* Exercise objective
Reproduce every line of the records below without any change.

* Spatial annotation entries

============

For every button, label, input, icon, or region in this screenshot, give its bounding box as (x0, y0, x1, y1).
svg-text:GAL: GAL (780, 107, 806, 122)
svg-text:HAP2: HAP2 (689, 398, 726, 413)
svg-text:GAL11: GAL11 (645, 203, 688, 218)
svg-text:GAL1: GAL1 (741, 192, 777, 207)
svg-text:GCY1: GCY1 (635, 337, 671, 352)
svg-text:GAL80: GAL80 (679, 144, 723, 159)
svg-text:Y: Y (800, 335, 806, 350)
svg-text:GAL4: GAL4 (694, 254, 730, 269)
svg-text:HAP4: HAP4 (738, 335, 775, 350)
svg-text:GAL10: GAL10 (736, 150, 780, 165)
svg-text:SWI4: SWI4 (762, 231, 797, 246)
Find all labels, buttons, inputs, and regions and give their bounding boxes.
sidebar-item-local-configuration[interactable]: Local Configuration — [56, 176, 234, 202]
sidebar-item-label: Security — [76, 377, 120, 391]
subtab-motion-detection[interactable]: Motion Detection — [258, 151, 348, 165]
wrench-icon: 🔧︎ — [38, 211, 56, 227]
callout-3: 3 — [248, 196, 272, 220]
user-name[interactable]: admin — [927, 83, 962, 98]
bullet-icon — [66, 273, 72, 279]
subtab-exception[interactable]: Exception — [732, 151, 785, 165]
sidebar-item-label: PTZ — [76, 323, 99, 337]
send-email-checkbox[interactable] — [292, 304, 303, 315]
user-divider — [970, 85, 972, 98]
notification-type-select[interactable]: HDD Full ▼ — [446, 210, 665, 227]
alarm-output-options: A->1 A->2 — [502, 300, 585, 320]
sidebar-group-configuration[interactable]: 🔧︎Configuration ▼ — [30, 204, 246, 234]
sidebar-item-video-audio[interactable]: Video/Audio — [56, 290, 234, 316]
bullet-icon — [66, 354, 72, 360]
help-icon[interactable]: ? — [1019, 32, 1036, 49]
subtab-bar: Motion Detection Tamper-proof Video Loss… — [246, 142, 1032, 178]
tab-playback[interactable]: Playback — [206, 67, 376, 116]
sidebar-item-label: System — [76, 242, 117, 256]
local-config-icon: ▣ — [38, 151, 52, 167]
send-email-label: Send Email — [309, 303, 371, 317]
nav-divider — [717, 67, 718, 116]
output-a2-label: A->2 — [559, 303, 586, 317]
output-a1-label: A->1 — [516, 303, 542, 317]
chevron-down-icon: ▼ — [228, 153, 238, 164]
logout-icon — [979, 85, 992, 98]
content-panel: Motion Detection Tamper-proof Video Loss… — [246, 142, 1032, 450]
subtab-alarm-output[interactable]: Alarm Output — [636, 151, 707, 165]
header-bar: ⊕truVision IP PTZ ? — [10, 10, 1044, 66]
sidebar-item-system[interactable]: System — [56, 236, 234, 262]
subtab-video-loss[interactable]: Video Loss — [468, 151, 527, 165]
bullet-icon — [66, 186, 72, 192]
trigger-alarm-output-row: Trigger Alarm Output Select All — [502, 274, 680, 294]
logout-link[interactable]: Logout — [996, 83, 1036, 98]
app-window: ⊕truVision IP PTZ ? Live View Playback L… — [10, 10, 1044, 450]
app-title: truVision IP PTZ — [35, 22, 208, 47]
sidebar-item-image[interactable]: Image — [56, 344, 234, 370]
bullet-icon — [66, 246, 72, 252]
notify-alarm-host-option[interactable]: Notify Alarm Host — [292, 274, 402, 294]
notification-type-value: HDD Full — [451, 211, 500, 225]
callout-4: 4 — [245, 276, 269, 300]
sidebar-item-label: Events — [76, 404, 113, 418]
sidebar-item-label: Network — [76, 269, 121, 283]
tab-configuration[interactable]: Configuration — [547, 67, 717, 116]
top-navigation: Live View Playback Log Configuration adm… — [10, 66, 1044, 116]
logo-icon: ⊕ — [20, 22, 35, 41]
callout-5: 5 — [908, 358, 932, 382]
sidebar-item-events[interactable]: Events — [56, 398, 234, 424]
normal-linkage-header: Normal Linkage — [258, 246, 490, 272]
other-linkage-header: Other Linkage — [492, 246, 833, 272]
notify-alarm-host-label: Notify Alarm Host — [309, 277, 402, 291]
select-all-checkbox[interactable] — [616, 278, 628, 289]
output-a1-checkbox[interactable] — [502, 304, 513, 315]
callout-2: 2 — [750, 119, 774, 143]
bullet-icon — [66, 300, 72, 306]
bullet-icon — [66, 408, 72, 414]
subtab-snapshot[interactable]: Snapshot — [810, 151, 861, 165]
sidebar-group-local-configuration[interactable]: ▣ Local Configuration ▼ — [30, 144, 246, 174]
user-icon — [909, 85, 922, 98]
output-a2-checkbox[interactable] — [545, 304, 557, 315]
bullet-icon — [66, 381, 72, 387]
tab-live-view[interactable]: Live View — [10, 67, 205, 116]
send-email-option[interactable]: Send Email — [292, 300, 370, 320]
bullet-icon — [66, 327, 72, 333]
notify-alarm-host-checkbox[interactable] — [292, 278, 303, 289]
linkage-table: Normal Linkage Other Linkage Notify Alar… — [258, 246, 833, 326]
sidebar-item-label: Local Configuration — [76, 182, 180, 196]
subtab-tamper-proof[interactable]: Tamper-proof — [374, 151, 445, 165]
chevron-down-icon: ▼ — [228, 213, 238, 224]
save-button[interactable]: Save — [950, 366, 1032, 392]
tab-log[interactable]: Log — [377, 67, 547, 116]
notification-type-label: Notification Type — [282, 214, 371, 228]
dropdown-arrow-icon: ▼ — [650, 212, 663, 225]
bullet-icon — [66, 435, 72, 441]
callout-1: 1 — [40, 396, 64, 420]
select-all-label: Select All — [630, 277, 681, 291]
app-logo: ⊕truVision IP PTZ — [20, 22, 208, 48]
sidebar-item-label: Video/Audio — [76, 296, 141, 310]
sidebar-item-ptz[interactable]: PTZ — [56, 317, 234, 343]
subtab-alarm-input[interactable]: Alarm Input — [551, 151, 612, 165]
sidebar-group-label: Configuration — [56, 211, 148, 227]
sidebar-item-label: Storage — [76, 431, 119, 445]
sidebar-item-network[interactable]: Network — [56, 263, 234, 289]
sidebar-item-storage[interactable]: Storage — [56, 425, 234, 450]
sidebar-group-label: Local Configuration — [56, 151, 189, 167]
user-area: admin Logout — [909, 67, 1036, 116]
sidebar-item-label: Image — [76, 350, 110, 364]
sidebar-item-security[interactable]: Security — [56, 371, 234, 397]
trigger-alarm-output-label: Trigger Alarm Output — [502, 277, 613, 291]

============

* Worked answer
For every button, label, input, icon, or region in this screenshot, give its bounding box as (x0, y0, x1, y1).
svg-text:GAL: GAL (780, 107, 806, 122)
svg-text:HAP2: HAP2 (689, 398, 726, 413)
svg-text:GAL11: GAL11 (645, 203, 688, 218)
svg-text:GAL1: GAL1 (741, 192, 777, 207)
svg-text:GCY1: GCY1 (635, 337, 671, 352)
svg-text:GAL80: GAL80 (679, 144, 723, 159)
svg-text:Y: Y (800, 335, 806, 350)
svg-text:GAL4: GAL4 (694, 254, 730, 269)
svg-text:HAP4: HAP4 (738, 335, 775, 350)
svg-text:GAL10: GAL10 (736, 150, 780, 165)
svg-text:SWI4: SWI4 (762, 231, 797, 246)
Find all labels, buttons, inputs, and regions and give their bounding boxes.
sidebar-item-local-configuration[interactable]: Local Configuration — [56, 176, 234, 202]
sidebar-item-label: Security — [76, 377, 120, 391]
subtab-motion-detection[interactable]: Motion Detection — [258, 151, 348, 165]
wrench-icon: 🔧︎ — [38, 211, 56, 227]
callout-3: 3 — [248, 196, 272, 220]
user-name[interactable]: admin — [927, 83, 962, 98]
bullet-icon — [66, 273, 72, 279]
subtab-exception[interactable]: Exception — [732, 151, 785, 165]
sidebar-item-label: PTZ — [76, 323, 99, 337]
send-email-checkbox[interactable] — [292, 304, 303, 315]
user-divider — [970, 85, 972, 98]
notification-type-select[interactable]: HDD Full ▼ — [446, 210, 665, 227]
alarm-output-options: A->1 A->2 — [502, 300, 585, 320]
sidebar-group-configuration[interactable]: 🔧︎Configuration ▼ — [30, 204, 246, 234]
sidebar-item-video-audio[interactable]: Video/Audio — [56, 290, 234, 316]
bullet-icon — [66, 354, 72, 360]
help-icon[interactable]: ? — [1019, 32, 1036, 49]
subtab-bar: Motion Detection Tamper-proof Video Loss… — [246, 142, 1032, 178]
tab-playback[interactable]: Playback — [206, 67, 376, 116]
sidebar-item-label: System — [76, 242, 117, 256]
local-config-icon: ▣ — [38, 151, 52, 167]
send-email-label: Send Email — [309, 303, 371, 317]
nav-divider — [717, 67, 718, 116]
output-a2-label: A->2 — [559, 303, 586, 317]
output-a1-label: A->1 — [516, 303, 542, 317]
chevron-down-icon: ▼ — [228, 153, 238, 164]
logout-icon — [979, 85, 992, 98]
content-panel: Motion Detection Tamper-proof Video Loss… — [246, 142, 1032, 450]
subtab-alarm-output[interactable]: Alarm Output — [636, 151, 707, 165]
header-bar: ⊕truVision IP PTZ ? — [10, 10, 1044, 66]
sidebar-item-system[interactable]: System — [56, 236, 234, 262]
subtab-video-loss[interactable]: Video Loss — [468, 151, 527, 165]
bullet-icon — [66, 186, 72, 192]
trigger-alarm-output-row: Trigger Alarm Output Select All — [502, 274, 680, 294]
logout-link[interactable]: Logout — [996, 83, 1036, 98]
app-window: ⊕truVision IP PTZ ? Live View Playback L… — [10, 10, 1044, 450]
app-title: truVision IP PTZ — [35, 22, 208, 47]
sidebar-item-image[interactable]: Image — [56, 344, 234, 370]
bullet-icon — [66, 246, 72, 252]
notify-alarm-host-option[interactable]: Notify Alarm Host — [292, 274, 402, 294]
notification-type-value: HDD Full — [451, 211, 500, 225]
callout-4: 4 — [245, 276, 269, 300]
sidebar-item-label: Events — [76, 404, 113, 418]
sidebar-item-label: Network — [76, 269, 121, 283]
tab-configuration[interactable]: Configuration — [547, 67, 717, 116]
top-navigation: Live View Playback Log Configuration adm… — [10, 66, 1044, 116]
logo-icon: ⊕ — [20, 22, 35, 41]
callout-5: 5 — [908, 358, 932, 382]
sidebar-item-events[interactable]: Events — [56, 398, 234, 424]
normal-linkage-header: Normal Linkage — [258, 246, 490, 272]
other-linkage-header: Other Linkage — [492, 246, 833, 272]
notify-alarm-host-label: Notify Alarm Host — [309, 277, 402, 291]
select-all-checkbox[interactable] — [616, 278, 628, 289]
output-a1-checkbox[interactable] — [502, 304, 513, 315]
callout-2: 2 — [750, 119, 774, 143]
bullet-icon — [66, 300, 72, 306]
bullet-icon — [66, 408, 72, 414]
subtab-snapshot[interactable]: Snapshot — [810, 151, 861, 165]
sidebar-group-local-configuration[interactable]: ▣ Local Configuration ▼ — [30, 144, 246, 174]
user-icon — [909, 85, 922, 98]
output-a2-checkbox[interactable] — [545, 304, 557, 315]
bullet-icon — [66, 381, 72, 387]
tab-live-view[interactable]: Live View — [10, 67, 205, 116]
send-email-option[interactable]: Send Email — [292, 300, 370, 320]
bullet-icon — [66, 327, 72, 333]
notify-alarm-host-checkbox[interactable] — [292, 278, 303, 289]
linkage-table: Normal Linkage Other Linkage Notify Alar… — [258, 246, 833, 326]
sidebar-item-label: Local Configuration — [76, 182, 180, 196]
subtab-tamper-proof[interactable]: Tamper-proof — [374, 151, 445, 165]
chevron-down-icon: ▼ — [228, 213, 238, 224]
save-button[interactable]: Save — [950, 366, 1032, 392]
tab-log[interactable]: Log — [377, 67, 547, 116]
notification-type-label: Notification Type — [282, 214, 371, 228]
dropdown-arrow-icon: ▼ — [650, 212, 663, 225]
bullet-icon — [66, 435, 72, 441]
callout-1: 1 — [40, 396, 64, 420]
select-all-label: Select All — [630, 277, 681, 291]
app-logo: ⊕truVision IP PTZ — [20, 22, 208, 48]
sidebar-item-label: Video/Audio — [76, 296, 141, 310]
sidebar-item-ptz[interactable]: PTZ — [56, 317, 234, 343]
subtab-alarm-input[interactable]: Alarm Input — [551, 151, 612, 165]
sidebar-group-label: Configuration — [56, 211, 148, 227]
sidebar-item-label: Storage — [76, 431, 119, 445]
sidebar-item-network[interactable]: Network — [56, 263, 234, 289]
sidebar-item-storage[interactable]: Storage — [56, 425, 234, 450]
sidebar-group-label: Local Configuration — [56, 151, 189, 167]
user-area: admin Logout — [909, 67, 1036, 116]
sidebar-item-label: Image — [76, 350, 110, 364]
sidebar-item-security[interactable]: Security — [56, 371, 234, 397]
trigger-alarm-output-label: Trigger Alarm Output — [502, 277, 613, 291]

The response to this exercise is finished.